▶ _Problem statement_
Every line that contains the word "octane" should be copied.

▶ _Records excerpted from a collection_
-*-

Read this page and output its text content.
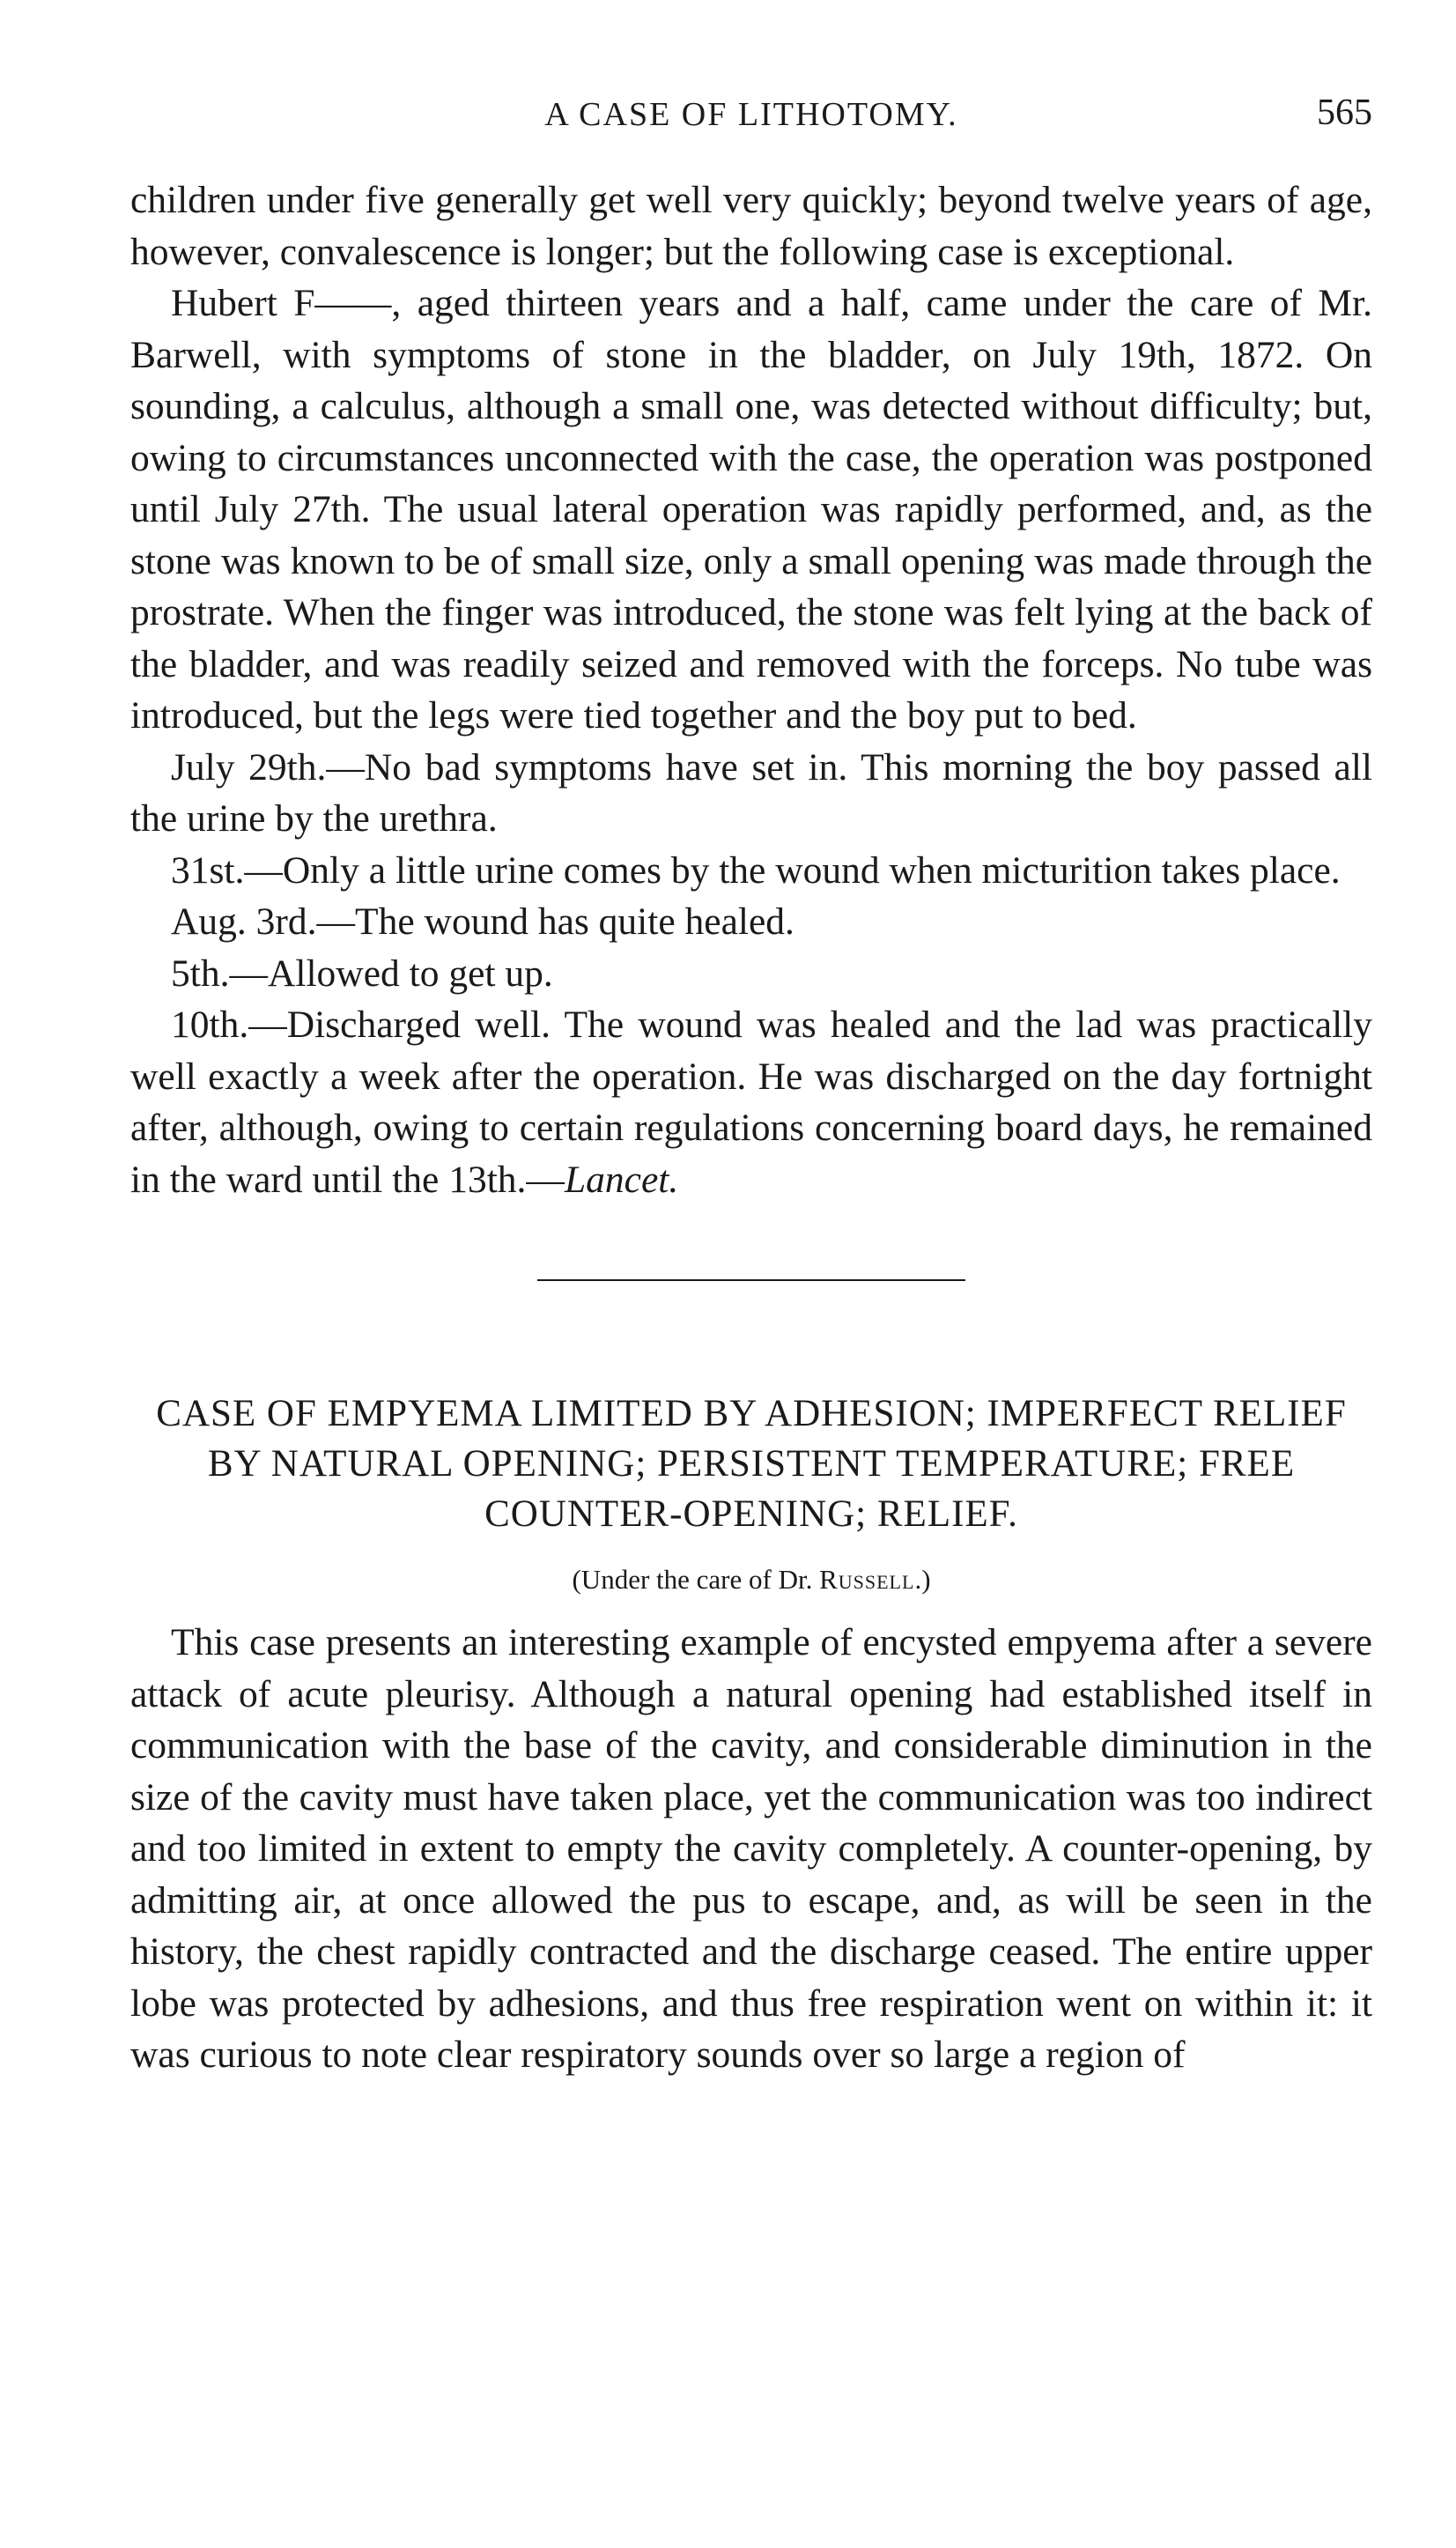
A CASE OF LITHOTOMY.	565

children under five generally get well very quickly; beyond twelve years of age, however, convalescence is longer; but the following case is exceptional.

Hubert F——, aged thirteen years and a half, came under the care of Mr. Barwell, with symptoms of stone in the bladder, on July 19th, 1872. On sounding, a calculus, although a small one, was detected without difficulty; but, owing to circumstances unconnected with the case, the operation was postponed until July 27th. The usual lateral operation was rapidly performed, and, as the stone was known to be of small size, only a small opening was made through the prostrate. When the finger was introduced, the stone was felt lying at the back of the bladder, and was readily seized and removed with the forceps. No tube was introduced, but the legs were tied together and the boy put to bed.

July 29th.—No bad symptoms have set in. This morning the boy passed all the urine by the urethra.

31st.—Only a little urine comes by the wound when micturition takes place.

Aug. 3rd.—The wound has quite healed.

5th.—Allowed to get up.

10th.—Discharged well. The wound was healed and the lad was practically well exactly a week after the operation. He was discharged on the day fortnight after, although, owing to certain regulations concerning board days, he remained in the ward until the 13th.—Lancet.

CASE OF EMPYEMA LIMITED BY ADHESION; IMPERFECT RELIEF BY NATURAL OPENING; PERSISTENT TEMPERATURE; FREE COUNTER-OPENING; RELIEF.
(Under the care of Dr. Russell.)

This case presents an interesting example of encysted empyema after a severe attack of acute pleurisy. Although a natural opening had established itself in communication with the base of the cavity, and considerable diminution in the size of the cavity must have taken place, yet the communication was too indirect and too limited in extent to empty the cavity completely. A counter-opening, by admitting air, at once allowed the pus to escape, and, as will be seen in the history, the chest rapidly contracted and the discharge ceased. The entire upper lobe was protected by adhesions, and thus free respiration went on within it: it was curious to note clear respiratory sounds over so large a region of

-*-

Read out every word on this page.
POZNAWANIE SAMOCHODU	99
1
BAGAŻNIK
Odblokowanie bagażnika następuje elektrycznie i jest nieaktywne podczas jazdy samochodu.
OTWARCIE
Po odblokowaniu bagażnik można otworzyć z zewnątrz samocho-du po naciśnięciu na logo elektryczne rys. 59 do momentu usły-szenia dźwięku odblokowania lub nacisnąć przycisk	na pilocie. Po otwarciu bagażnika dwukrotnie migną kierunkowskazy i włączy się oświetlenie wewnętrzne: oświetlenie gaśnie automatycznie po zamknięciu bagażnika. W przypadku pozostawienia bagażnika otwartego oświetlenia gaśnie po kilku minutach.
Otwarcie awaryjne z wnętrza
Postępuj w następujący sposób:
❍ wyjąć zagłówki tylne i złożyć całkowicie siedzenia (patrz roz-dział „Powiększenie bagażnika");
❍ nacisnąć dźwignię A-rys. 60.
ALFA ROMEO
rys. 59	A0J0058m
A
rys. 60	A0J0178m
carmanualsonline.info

-*-

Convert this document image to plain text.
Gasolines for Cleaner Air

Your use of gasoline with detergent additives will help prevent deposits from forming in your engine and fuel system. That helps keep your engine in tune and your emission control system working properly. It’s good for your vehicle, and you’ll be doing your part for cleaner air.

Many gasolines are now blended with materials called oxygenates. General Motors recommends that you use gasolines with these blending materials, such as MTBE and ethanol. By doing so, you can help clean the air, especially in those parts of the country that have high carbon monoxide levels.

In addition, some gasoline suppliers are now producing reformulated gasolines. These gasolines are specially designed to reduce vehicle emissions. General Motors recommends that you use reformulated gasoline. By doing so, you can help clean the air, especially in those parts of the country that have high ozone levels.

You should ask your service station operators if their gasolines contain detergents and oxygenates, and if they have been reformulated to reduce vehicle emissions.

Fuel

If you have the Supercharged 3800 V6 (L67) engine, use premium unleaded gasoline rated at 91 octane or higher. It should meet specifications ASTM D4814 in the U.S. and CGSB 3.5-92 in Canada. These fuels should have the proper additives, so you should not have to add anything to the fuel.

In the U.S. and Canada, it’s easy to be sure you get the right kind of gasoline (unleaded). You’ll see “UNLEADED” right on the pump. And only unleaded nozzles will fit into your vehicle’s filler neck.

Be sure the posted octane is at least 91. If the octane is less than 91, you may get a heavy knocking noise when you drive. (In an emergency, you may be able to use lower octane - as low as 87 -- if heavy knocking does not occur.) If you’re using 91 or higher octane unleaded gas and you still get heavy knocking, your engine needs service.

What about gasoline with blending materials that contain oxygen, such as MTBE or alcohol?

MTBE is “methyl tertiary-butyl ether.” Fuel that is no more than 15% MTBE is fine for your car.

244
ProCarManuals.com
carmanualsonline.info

-*-

▶ _Finished task_
If you have the Supercharged 3800 V6 (L67) engine, use premium unleaded gasoline rated at 91 octane or higher. It should meet specifications ASTM D4814 in the U.S. and CGSB 3.5-92 in Canada. These fuels should have the proper additives, so you should not have to add anything to the fuel.
Be sure the posted octane is at least 91. If the octane is less than 91, you may get a heavy knocking noise when you drive. (In an emergency, you may be able to use lower octane - as low as 87 -- if heavy knocking does not occur.) If you’re using 91 or higher octane unleaded gas and you still get heavy knocking, your engine needs service.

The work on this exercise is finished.